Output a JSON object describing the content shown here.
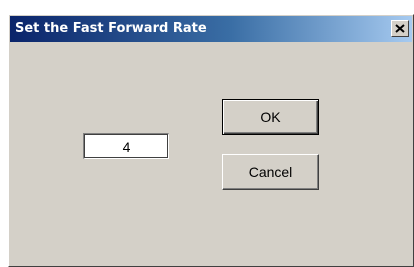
{
  "window": {
    "title": "Set the Fast Forward Rate"
  },
  "rate": {
    "value": "4"
  },
  "buttons": {
    "ok_label": "OK",
    "cancel_label": "Cancel"
  },
  "icons": {
    "close": "close-icon"
  },
  "colors": {
    "titlebar_start": "#0a246a",
    "titlebar_end": "#a6caf0",
    "dialog_face": "#d4d0c8"
  }
}
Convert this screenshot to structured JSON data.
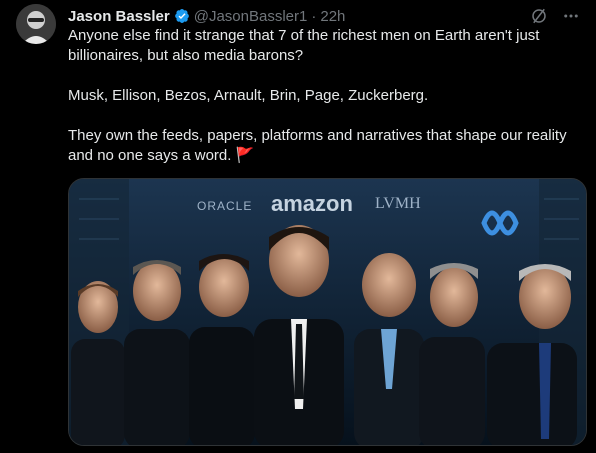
{
  "author": {
    "display_name": "Jason Bassler",
    "handle": "@JasonBassler1",
    "time": "22h"
  },
  "tweet": {
    "line1": "Anyone else find it strange that 7 of the richest men on Earth aren't just billionaires, but also media barons?",
    "line2": "Musk, Ellison, Bezos, Arnault, Brin, Page, Zuckerberg.",
    "line3": "They own the feeds, papers, platforms and narratives that shape our reality and no one says a word. 🚩"
  },
  "media": {
    "logos": {
      "oracle": "ORACLE",
      "amazon": "amazon",
      "lvmh": "LVMH"
    }
  },
  "icons": [
    "avatar",
    "verified-badge-icon",
    "grok-icon",
    "more-icon",
    "meta-logo-icon"
  ],
  "colors": {
    "verified": "#1d9bf0",
    "muted": "#71767b",
    "text": "#e7e9ea",
    "background": "#000000"
  }
}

◆ WHAT IS EXPECTED ◆
Write the full listing out again with every line unchanged, but include no pictures.

◆ ANSWER IN FULL ◆
Output a JSON object describing the content shown here.
{
  "window": {
    "title": "Set the Fast Forward Rate"
  },
  "rate": {
    "value": "4"
  },
  "buttons": {
    "ok_label": "OK",
    "cancel_label": "Cancel"
  },
  "icons": {
    "close": "close-icon"
  },
  "colors": {
    "titlebar_start": "#0a246a",
    "titlebar_end": "#a6caf0",
    "dialog_face": "#d4d0c8"
  }
}
Convert this screenshot to structured JSON data.
{
  "author": {
    "display_name": "Jason Bassler",
    "handle": "@JasonBassler1",
    "time": "22h"
  },
  "tweet": {
    "line1": "Anyone else find it strange that 7 of the richest men on Earth aren't just billionaires, but also media barons?",
    "line2": "Musk, Ellison, Bezos, Arnault, Brin, Page, Zuckerberg.",
    "line3": "They own the feeds, papers, platforms and narratives that shape our reality and no one says a word. 🚩"
  },
  "media": {
    "logos": {
      "oracle": "ORACLE",
      "amazon": "amazon",
      "lvmh": "LVMH"
    }
  },
  "icons": [
    "avatar",
    "verified-badge-icon",
    "grok-icon",
    "more-icon",
    "meta-logo-icon"
  ],
  "colors": {
    "verified": "#1d9bf0",
    "muted": "#71767b",
    "text": "#e7e9ea",
    "background": "#000000"
  }
}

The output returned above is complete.